▶ **JOB**
Quote the listing below in its entirety.

▶ **RAW RECORDS**
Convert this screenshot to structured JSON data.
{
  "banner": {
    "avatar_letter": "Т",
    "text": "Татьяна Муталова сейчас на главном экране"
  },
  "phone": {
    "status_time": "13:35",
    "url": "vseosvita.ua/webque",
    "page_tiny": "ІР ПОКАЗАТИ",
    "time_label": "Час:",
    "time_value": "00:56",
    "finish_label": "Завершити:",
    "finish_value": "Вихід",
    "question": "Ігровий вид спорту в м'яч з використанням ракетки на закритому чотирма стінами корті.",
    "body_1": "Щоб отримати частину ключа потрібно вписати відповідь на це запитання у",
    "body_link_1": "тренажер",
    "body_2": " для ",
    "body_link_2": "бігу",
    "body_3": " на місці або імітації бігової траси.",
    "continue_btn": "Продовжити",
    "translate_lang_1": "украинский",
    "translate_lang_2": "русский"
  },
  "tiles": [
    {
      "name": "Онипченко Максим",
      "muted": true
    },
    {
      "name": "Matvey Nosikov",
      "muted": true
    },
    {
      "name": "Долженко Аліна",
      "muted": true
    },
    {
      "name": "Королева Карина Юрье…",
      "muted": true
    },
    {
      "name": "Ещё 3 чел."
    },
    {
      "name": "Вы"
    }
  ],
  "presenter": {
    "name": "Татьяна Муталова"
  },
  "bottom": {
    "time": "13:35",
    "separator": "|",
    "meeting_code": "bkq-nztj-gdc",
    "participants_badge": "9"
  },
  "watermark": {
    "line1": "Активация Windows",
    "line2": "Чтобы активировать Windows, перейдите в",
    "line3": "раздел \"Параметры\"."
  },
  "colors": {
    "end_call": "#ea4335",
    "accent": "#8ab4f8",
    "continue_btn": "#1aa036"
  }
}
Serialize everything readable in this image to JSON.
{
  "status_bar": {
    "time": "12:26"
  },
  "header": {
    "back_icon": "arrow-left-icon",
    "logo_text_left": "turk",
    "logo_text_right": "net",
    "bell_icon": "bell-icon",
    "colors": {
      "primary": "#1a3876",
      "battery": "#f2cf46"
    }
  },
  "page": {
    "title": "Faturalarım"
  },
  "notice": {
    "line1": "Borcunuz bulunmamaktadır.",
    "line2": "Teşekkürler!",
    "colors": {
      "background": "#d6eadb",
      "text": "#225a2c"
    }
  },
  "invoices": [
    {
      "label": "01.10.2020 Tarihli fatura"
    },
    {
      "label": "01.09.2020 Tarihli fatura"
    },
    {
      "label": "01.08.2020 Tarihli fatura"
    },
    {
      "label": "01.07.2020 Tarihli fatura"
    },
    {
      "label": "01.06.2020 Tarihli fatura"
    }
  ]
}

▶ **ANSWER TO THIS TASK**
Convert this screenshot to structured JSON data.
{
  "banner": {
    "avatar_letter": "Т",
    "text": "Татьяна Муталова сейчас на главном экране"
  },
  "phone": {
    "status_time": "13:35",
    "url": "vseosvita.ua/webque",
    "page_tiny": "ІР ПОКАЗАТИ",
    "time_label": "Час:",
    "time_value": "00:56",
    "finish_label": "Завершити:",
    "finish_value": "Вихід",
    "question": "Ігровий вид спорту в м'яч з використанням ракетки на закритому чотирма стінами корті.",
    "body_1": "Щоб отримати частину ключа потрібно вписати відповідь на це запитання у",
    "body_link_1": "тренажер",
    "body_2": " для ",
    "body_link_2": "бігу",
    "body_3": " на місці або імітації бігової траси.",
    "continue_btn": "Продовжити",
    "translate_lang_1": "украинский",
    "translate_lang_2": "русский"
  },
  "tiles": [
    {
      "name": "Онипченко Максим",
      "muted": true
    },
    {
      "name": "Matvey Nosikov",
      "muted": true
    },
    {
      "name": "Долженко Аліна",
      "muted": true
    },
    {
      "name": "Королева Карина Юрье…",
      "muted": true
    },
    {
      "name": "Ещё 3 чел."
    },
    {
      "name": "Вы"
    }
  ],
  "presenter": {
    "name": "Татьяна Муталова"
  },
  "bottom": {
    "time": "13:35",
    "separator": "|",
    "meeting_code": "bkq-nztj-gdc",
    "participants_badge": "9"
  },
  "watermark": {
    "line1": "Активация Windows",
    "line2": "Чтобы активировать Windows, перейдите в",
    "line3": "раздел \"Параметры\"."
  },
  "colors": {
    "end_call": "#ea4335",
    "accent": "#8ab4f8",
    "continue_btn": "#1aa036"
  }
}
Serialize everything readable in this image to JSON.
{
  "status_bar": {
    "time": "12:26"
  },
  "header": {
    "back_icon": "arrow-left-icon",
    "logo_text_left": "turk",
    "logo_text_right": "net",
    "bell_icon": "bell-icon",
    "colors": {
      "primary": "#1a3876",
      "battery": "#f2cf46"
    }
  },
  "page": {
    "title": "Faturalarım"
  },
  "notice": {
    "line1": "Borcunuz bulunmamaktadır.",
    "line2": "Teşekkürler!",
    "colors": {
      "background": "#d6eadb",
      "text": "#225a2c"
    }
  },
  "invoices": [
    {
      "label": "01.10.2020 Tarihli fatura"
    },
    {
      "label": "01.09.2020 Tarihli fatura"
    },
    {
      "label": "01.08.2020 Tarihli fatura"
    },
    {
      "label": "01.07.2020 Tarihli fatura"
    },
    {
      "label": "01.06.2020 Tarihli fatura"
    }
  ]
}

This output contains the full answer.